## Exercise objective
Filter the records below down to lines containing "bduel".

(Stored items)
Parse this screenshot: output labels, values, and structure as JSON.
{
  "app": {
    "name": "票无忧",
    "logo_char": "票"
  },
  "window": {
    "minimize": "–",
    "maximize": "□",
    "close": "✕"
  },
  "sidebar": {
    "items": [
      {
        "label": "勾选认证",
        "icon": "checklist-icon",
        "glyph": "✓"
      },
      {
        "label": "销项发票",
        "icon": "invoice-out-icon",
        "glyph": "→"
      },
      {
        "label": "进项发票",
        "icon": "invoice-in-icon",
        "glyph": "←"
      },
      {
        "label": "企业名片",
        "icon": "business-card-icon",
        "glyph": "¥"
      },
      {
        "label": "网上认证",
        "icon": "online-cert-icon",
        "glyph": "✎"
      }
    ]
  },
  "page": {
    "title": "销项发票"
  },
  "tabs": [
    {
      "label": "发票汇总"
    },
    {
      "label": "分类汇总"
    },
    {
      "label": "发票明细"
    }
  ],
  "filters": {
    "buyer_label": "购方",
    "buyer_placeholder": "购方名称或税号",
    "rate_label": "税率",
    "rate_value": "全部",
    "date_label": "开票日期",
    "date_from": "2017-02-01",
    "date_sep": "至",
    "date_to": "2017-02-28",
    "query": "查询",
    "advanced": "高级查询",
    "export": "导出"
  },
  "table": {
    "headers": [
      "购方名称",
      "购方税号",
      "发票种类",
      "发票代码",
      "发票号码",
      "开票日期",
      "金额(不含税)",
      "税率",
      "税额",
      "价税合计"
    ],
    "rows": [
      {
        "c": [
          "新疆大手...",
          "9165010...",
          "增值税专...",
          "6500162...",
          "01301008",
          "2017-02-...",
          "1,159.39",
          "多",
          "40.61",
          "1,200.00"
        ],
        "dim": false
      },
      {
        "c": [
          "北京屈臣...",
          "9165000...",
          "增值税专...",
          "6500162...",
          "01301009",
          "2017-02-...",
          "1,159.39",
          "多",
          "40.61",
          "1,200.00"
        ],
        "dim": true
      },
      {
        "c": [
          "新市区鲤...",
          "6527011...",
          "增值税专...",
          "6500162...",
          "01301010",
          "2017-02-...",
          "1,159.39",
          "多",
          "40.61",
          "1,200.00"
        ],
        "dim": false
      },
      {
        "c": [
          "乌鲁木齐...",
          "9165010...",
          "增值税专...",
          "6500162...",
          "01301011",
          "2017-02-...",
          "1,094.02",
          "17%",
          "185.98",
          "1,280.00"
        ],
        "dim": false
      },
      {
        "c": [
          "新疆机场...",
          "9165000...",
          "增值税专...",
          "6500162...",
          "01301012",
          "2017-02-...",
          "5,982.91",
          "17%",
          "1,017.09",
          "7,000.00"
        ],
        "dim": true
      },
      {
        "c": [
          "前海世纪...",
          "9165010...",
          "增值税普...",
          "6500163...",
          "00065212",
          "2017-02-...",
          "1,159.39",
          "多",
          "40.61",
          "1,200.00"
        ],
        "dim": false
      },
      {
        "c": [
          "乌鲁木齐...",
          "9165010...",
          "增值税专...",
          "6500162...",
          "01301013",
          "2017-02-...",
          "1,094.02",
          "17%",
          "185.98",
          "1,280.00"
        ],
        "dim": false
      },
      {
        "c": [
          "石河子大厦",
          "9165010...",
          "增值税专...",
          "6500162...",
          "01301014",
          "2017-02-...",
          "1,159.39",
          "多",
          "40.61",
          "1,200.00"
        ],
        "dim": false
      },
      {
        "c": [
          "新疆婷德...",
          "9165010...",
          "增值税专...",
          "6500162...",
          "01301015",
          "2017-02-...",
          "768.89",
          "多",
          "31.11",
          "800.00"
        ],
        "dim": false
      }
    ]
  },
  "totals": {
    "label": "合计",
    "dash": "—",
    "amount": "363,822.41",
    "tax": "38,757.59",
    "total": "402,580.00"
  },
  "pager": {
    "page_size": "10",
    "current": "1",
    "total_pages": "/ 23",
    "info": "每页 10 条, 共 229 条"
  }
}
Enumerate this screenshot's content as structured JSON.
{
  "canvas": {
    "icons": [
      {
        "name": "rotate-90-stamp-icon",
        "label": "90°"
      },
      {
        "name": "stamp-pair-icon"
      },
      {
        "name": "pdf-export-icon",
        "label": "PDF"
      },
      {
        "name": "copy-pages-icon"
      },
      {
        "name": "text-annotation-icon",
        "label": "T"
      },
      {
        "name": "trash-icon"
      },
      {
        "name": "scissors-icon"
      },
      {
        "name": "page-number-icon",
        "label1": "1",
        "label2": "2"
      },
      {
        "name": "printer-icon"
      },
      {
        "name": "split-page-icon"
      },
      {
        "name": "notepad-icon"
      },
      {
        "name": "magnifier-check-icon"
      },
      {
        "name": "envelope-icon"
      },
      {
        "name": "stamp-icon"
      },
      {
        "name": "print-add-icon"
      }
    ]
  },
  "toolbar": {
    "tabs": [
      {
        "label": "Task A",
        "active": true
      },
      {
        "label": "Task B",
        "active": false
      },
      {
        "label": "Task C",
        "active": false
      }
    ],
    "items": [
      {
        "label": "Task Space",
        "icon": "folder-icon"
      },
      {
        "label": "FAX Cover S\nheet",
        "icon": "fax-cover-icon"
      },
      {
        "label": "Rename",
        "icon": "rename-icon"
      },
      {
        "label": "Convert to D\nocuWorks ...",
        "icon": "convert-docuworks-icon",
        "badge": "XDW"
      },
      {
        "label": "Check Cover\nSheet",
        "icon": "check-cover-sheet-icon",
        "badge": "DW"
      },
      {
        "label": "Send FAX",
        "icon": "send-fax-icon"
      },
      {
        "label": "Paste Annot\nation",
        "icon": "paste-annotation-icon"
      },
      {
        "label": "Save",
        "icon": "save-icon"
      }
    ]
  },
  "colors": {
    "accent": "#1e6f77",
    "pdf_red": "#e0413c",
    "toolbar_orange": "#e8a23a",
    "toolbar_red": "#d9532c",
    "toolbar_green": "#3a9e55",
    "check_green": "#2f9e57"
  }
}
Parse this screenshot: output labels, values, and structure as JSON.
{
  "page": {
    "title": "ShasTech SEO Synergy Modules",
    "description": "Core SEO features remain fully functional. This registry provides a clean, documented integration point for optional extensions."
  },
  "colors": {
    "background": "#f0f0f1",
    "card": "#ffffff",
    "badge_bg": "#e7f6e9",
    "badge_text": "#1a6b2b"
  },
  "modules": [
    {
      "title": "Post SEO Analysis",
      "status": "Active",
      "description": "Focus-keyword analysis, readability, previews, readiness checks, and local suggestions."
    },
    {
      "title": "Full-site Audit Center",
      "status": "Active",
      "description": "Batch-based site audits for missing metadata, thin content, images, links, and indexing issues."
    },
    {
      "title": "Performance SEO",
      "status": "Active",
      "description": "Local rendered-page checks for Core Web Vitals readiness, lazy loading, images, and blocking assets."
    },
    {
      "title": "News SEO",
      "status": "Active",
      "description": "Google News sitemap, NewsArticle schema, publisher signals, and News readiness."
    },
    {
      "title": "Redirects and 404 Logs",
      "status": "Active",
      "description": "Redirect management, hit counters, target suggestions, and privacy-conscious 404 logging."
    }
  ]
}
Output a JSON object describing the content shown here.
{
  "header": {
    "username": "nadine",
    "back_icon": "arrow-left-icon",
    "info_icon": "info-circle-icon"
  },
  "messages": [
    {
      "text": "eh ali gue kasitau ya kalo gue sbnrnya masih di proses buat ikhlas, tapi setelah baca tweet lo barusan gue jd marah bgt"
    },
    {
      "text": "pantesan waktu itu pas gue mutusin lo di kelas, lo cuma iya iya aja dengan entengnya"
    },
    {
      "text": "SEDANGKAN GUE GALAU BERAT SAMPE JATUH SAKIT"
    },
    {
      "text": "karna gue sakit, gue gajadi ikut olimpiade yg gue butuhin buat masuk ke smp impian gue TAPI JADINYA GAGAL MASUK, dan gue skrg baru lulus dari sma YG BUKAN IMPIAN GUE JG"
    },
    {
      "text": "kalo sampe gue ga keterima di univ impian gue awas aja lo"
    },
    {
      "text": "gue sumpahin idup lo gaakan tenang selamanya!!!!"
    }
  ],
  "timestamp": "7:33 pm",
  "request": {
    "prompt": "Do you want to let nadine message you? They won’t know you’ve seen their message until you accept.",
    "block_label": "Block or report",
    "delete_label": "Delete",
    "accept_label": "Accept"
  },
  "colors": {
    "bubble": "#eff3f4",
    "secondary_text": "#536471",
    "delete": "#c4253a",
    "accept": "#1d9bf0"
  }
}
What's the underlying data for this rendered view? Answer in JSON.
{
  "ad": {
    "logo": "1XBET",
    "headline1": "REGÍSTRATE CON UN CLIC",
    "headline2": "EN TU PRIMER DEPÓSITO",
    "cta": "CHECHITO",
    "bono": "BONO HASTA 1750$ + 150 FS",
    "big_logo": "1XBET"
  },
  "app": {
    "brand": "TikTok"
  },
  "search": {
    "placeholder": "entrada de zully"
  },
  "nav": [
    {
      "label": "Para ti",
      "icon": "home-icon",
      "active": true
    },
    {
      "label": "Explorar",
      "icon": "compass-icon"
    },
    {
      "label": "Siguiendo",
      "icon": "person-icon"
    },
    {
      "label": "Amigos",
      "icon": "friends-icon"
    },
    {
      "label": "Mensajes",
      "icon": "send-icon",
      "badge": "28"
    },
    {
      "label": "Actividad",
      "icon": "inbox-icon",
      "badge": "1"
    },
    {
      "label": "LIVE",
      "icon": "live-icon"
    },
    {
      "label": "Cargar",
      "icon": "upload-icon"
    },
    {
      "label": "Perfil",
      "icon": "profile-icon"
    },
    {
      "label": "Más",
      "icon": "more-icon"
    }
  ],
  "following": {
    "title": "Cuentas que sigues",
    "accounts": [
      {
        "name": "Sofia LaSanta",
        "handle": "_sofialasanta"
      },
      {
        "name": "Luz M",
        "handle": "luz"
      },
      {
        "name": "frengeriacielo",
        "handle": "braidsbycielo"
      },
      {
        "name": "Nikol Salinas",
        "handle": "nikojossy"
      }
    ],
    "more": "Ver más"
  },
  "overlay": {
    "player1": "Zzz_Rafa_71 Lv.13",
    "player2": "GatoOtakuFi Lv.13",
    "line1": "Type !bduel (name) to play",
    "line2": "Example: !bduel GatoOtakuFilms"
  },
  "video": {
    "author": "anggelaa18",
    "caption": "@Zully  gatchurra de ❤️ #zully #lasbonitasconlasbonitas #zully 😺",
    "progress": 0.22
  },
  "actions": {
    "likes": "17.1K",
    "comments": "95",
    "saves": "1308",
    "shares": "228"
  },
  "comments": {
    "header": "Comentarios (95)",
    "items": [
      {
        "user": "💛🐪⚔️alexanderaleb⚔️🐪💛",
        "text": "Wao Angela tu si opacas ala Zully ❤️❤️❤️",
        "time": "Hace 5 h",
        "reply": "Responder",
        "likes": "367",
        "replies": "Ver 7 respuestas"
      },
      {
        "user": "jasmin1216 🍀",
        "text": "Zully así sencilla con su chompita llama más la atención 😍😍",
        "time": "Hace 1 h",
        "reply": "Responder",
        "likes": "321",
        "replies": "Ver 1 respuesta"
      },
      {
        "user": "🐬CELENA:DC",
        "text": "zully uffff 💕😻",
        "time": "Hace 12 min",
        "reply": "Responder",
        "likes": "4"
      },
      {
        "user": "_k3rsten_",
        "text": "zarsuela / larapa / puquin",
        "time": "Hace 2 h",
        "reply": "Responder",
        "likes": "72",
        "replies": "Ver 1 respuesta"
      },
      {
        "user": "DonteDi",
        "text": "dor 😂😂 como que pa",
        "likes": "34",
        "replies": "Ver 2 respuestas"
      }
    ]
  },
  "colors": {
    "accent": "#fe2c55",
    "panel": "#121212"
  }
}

## Answer for the task
    "line1": "Type !bduel (name) to play",
    "line2": "Example: !bduel GatoOtakuFilms"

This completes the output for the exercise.